BEGIN Data shown

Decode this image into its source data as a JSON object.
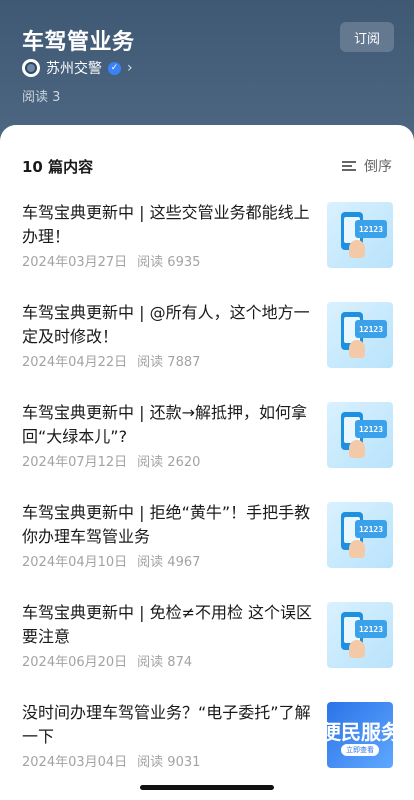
{
  "header": {
    "title": "车驾管业务",
    "subscribe_label": "订阅",
    "account_name": "苏州交警",
    "chevron": "›",
    "verified_icon": "verified-badge-icon",
    "reads": "阅读 3"
  },
  "list": {
    "count_label": "10 篇内容",
    "sort_label": "倒序",
    "sort_icon": "sort-lines-icon",
    "items": [
      {
        "title": "车驾宝典更新中 | 这些交管业务都能线上办理！",
        "date": "2024年03月27日",
        "reads": "阅读 6935",
        "thumb_tag": "12123"
      },
      {
        "title": "车驾宝典更新中 | @所有人，这个地方一定及时修改！",
        "date": "2024年04月22日",
        "reads": "阅读 7887",
        "thumb_tag": "12123"
      },
      {
        "title": "车驾宝典更新中 | 还款→解抵押，如何拿回“大绿本儿”?",
        "date": "2024年07月12日",
        "reads": "阅读 2620",
        "thumb_tag": "12123"
      },
      {
        "title": "车驾宝典更新中 | 拒绝“黄牛”！手把手教你办理车驾管业务",
        "date": "2024年04月10日",
        "reads": "阅读 4967",
        "thumb_tag": "12123"
      },
      {
        "title": "车驾宝典更新中 | 免检≠不用检 这个误区要注意",
        "date": "2024年06月20日",
        "reads": "阅读 874",
        "thumb_tag": "12123"
      },
      {
        "title": "没时间办理车驾管业务？“电子委托”了解一下",
        "date": "2024年03月04日",
        "reads": "阅读 9031",
        "thumb_banner": "便民服务",
        "thumb_button": "立即查看"
      }
    ]
  }
}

END Data shown

Instructions to follow = Repeat the listing verbatim. Skip the pictures.

Finished answer =
Decode this image into its source data as a JSON object.
{
  "header": {
    "title": "车驾管业务",
    "subscribe_label": "订阅",
    "account_name": "苏州交警",
    "chevron": "›",
    "verified_icon": "verified-badge-icon",
    "reads": "阅读 3"
  },
  "list": {
    "count_label": "10 篇内容",
    "sort_label": "倒序",
    "sort_icon": "sort-lines-icon",
    "items": [
      {
        "title": "车驾宝典更新中 | 这些交管业务都能线上办理！",
        "date": "2024年03月27日",
        "reads": "阅读 6935",
        "thumb_tag": "12123"
      },
      {
        "title": "车驾宝典更新中 | @所有人，这个地方一定及时修改！",
        "date": "2024年04月22日",
        "reads": "阅读 7887",
        "thumb_tag": "12123"
      },
      {
        "title": "车驾宝典更新中 | 还款→解抵押，如何拿回“大绿本儿”?",
        "date": "2024年07月12日",
        "reads": "阅读 2620",
        "thumb_tag": "12123"
      },
      {
        "title": "车驾宝典更新中 | 拒绝“黄牛”！手把手教你办理车驾管业务",
        "date": "2024年04月10日",
        "reads": "阅读 4967",
        "thumb_tag": "12123"
      },
      {
        "title": "车驾宝典更新中 | 免检≠不用检 这个误区要注意",
        "date": "2024年06月20日",
        "reads": "阅读 874",
        "thumb_tag": "12123"
      },
      {
        "title": "没时间办理车驾管业务？“电子委托”了解一下",
        "date": "2024年03月04日",
        "reads": "阅读 9031",
        "thumb_banner": "便民服务",
        "thumb_button": "立即查看"
      }
    ]
  }
}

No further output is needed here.